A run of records
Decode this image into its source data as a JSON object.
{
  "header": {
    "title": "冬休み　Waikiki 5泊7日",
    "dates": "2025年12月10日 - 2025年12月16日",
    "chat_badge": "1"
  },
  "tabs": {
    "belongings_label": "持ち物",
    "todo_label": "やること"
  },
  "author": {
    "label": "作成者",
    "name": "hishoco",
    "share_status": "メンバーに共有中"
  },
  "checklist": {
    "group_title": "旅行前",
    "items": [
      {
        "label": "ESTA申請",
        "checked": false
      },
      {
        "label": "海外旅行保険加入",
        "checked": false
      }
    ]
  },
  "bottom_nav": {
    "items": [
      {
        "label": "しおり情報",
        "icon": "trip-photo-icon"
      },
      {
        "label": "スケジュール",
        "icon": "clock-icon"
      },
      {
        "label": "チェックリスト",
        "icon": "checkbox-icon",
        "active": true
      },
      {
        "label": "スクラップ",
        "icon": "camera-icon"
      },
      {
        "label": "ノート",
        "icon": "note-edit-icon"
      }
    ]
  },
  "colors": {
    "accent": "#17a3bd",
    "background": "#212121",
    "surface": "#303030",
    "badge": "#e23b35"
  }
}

> **What to work on**
Output all of the material, please, exactly as it stands.

> **Result**
Decode this image into its source data as a JSON object.
{
  "header": {
    "title": "冬休み　Waikiki 5泊7日",
    "dates": "2025年12月10日 - 2025年12月16日",
    "chat_badge": "1"
  },
  "tabs": {
    "belongings_label": "持ち物",
    "todo_label": "やること"
  },
  "author": {
    "label": "作成者",
    "name": "hishoco",
    "share_status": "メンバーに共有中"
  },
  "checklist": {
    "group_title": "旅行前",
    "items": [
      {
        "label": "ESTA申請",
        "checked": false
      },
      {
        "label": "海外旅行保険加入",
        "checked": false
      }
    ]
  },
  "bottom_nav": {
    "items": [
      {
        "label": "しおり情報",
        "icon": "trip-photo-icon"
      },
      {
        "label": "スケジュール",
        "icon": "clock-icon"
      },
      {
        "label": "チェックリスト",
        "icon": "checkbox-icon",
        "active": true
      },
      {
        "label": "スクラップ",
        "icon": "camera-icon"
      },
      {
        "label": "ノート",
        "icon": "note-edit-icon"
      }
    ]
  },
  "colors": {
    "accent": "#17a3bd",
    "background": "#212121",
    "surface": "#303030",
    "badge": "#e23b35"
  }
}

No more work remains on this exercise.